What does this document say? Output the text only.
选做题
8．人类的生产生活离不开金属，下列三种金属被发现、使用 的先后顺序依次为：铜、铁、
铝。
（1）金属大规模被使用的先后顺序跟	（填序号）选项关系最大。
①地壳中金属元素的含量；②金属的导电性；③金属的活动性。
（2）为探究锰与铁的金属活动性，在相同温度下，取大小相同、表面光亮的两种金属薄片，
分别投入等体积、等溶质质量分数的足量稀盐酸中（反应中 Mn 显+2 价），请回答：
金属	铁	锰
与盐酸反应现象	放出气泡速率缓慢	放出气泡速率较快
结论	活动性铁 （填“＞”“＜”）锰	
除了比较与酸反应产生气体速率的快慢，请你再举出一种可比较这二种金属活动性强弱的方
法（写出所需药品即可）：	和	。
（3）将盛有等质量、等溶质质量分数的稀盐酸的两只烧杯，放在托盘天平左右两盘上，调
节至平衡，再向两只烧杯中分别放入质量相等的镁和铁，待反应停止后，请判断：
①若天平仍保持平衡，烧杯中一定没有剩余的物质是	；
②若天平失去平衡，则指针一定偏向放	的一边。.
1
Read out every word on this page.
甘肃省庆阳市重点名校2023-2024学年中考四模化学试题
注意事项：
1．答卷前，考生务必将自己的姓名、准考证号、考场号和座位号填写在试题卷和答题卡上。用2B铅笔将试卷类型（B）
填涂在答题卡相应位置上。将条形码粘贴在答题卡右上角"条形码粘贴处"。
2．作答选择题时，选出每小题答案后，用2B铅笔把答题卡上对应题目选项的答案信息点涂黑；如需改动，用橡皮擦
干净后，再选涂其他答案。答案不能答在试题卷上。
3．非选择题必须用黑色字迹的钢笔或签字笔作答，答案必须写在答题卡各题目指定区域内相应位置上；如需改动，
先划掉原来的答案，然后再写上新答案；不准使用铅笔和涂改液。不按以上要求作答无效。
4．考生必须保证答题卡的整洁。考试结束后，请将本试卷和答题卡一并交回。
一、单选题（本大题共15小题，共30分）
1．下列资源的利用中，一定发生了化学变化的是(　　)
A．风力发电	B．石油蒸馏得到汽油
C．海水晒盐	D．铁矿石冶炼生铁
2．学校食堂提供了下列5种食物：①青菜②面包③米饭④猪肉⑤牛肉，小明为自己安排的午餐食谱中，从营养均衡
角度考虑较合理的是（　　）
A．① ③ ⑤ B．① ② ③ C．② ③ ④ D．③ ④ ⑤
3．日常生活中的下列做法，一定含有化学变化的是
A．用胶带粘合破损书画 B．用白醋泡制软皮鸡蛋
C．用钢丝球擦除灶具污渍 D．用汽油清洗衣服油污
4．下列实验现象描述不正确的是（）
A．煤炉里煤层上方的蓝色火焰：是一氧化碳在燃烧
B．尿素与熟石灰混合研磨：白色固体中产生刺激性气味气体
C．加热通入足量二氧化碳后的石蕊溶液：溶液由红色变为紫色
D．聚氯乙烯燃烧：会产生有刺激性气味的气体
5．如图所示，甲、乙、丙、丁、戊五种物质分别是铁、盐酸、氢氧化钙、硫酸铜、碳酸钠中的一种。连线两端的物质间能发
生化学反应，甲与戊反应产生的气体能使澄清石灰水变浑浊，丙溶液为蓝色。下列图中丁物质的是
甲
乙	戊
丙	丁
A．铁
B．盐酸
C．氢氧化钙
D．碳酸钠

---*---

TASK DETAILS:
Transcribe word for word the lines from the one holding "Read out every word on this page." to the last line of the listing above, inclusive.

TASK ANSWER:
Read out every word on this page.
甘肃省庆阳市重点名校2023-2024学年中考四模化学试题
注意事项：
1．答卷前，考生务必将自己的姓名、准考证号、考场号和座位号填写在试题卷和答题卡上。用2B铅笔将试卷类型（B）
填涂在答题卡相应位置上。将条形码粘贴在答题卡右上角"条形码粘贴处"。
2．作答选择题时，选出每小题答案后，用2B铅笔把答题卡上对应题目选项的答案信息点涂黑；如需改动，用橡皮擦
干净后，再选涂其他答案。答案不能答在试题卷上。
3．非选择题必须用黑色字迹的钢笔或签字笔作答，答案必须写在答题卡各题目指定区域内相应位置上；如需改动，
先划掉原来的答案，然后再写上新答案；不准使用铅笔和涂改液。不按以上要求作答无效。
4．考生必须保证答题卡的整洁。考试结束后，请将本试卷和答题卡一并交回。
一、单选题（本大题共15小题，共30分）
1．下列资源的利用中，一定发生了化学变化的是(　　)
A．风力发电	B．石油蒸馏得到汽油
C．海水晒盐	D．铁矿石冶炼生铁
2．学校食堂提供了下列5种食物：①青菜②面包③米饭④猪肉⑤牛肉，小明为自己安排的午餐食谱中，从营养均衡
角度考虑较合理的是（　　）
A．① ③ ⑤ B．① ② ③ C．② ③ ④ D．③ ④ ⑤
3．日常生活中的下列做法，一定含有化学变化的是
A．用胶带粘合破损书画 B．用白醋泡制软皮鸡蛋
C．用钢丝球擦除灶具污渍 D．用汽油清洗衣服油污
4．下列实验现象描述不正确的是（）
A．煤炉里煤层上方的蓝色火焰：是一氧化碳在燃烧
B．尿素与熟石灰混合研磨：白色固体中产生刺激性气味气体
C．加热通入足量二氧化碳后的石蕊溶液：溶液由红色变为紫色
D．聚氯乙烯燃烧：会产生有刺激性气味的气体
5．如图所示，甲、乙、丙、丁、戊五种物质分别是铁、盐酸、氢氧化钙、硫酸铜、碳酸钠中的一种。连线两端的物质间能发
生化学反应，甲与戊反应产生的气体能使澄清石灰水变浑浊，丙溶液为蓝色。下列图中丁物质的是
甲
乙	戊
丙	丁
A．铁
B．盐酸
C．氢氧化钙
D．碳酸钠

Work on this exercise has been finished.